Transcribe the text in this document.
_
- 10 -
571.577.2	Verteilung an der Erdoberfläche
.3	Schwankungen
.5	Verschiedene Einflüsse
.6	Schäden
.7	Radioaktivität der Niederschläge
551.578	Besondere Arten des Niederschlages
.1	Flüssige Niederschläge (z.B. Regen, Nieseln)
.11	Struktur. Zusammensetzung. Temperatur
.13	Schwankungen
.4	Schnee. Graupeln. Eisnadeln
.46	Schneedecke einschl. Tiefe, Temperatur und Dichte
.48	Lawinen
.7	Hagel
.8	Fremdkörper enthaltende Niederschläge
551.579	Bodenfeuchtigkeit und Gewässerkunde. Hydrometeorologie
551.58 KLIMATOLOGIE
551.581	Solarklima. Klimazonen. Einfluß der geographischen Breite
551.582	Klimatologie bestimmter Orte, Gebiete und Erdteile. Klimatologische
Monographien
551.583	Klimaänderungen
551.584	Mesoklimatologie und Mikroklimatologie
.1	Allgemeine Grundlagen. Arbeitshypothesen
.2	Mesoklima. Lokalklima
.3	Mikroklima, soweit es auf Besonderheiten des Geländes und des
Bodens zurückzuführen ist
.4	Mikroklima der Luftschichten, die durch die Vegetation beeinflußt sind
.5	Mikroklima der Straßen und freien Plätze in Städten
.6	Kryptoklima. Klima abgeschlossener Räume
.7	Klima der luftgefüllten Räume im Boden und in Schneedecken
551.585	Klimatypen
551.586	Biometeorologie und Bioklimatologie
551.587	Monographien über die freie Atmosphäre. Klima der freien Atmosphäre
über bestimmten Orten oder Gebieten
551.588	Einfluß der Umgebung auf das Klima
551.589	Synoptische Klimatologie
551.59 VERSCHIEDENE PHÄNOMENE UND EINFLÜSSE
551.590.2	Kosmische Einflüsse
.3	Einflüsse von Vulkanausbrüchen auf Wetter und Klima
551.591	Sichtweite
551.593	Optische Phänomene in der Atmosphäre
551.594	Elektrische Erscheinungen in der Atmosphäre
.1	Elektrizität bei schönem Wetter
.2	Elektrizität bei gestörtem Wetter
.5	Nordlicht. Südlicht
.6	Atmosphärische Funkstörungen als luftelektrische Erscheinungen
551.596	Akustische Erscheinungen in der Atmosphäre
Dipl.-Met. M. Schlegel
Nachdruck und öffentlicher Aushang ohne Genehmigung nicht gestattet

» WHAT THE EXERCISE ASKS
Restate every entry word for word.

» RESPONSE TO THE EXERCISE
Transcribe the text in this document.
_
- 10 -
571.577.2	Verteilung an der Erdoberfläche
.3	Schwankungen
.5	Verschiedene Einflüsse
.6	Schäden
.7	Radioaktivität der Niederschläge
551.578	Besondere Arten des Niederschlages
.1	Flüssige Niederschläge (z.B. Regen, Nieseln)
.11	Struktur. Zusammensetzung. Temperatur
.13	Schwankungen
.4	Schnee. Graupeln. Eisnadeln
.46	Schneedecke einschl. Tiefe, Temperatur und Dichte
.48	Lawinen
.7	Hagel
.8	Fremdkörper enthaltende Niederschläge
551.579	Bodenfeuchtigkeit und Gewässerkunde. Hydrometeorologie
551.58 KLIMATOLOGIE
551.581	Solarklima. Klimazonen. Einfluß der geographischen Breite
551.582	Klimatologie bestimmter Orte, Gebiete und Erdteile. Klimatologische
Monographien
551.583	Klimaänderungen
551.584	Mesoklimatologie und Mikroklimatologie
.1	Allgemeine Grundlagen. Arbeitshypothesen
.2	Mesoklima. Lokalklima
.3	Mikroklima, soweit es auf Besonderheiten des Geländes und des
Bodens zurückzuführen ist
.4	Mikroklima der Luftschichten, die durch die Vegetation beeinflußt sind
.5	Mikroklima der Straßen und freien Plätze in Städten
.6	Kryptoklima. Klima abgeschlossener Räume
.7	Klima der luftgefüllten Räume im Boden und in Schneedecken
551.585	Klimatypen
551.586	Biometeorologie und Bioklimatologie
551.587	Monographien über die freie Atmosphäre. Klima der freien Atmosphäre
über bestimmten Orten oder Gebieten
551.588	Einfluß der Umgebung auf das Klima
551.589	Synoptische Klimatologie
551.59 VERSCHIEDENE PHÄNOMENE UND EINFLÜSSE
551.590.2	Kosmische Einflüsse
.3	Einflüsse von Vulkanausbrüchen auf Wetter und Klima
551.591	Sichtweite
551.593	Optische Phänomene in der Atmosphäre
551.594	Elektrische Erscheinungen in der Atmosphäre
.1	Elektrizität bei schönem Wetter
.2	Elektrizität bei gestörtem Wetter
.5	Nordlicht. Südlicht
.6	Atmosphärische Funkstörungen als luftelektrische Erscheinungen
551.596	Akustische Erscheinungen in der Atmosphäre
Dipl.-Met. M. Schlegel
Nachdruck und öffentlicher Aushang ohne Genehmigung nicht gestattet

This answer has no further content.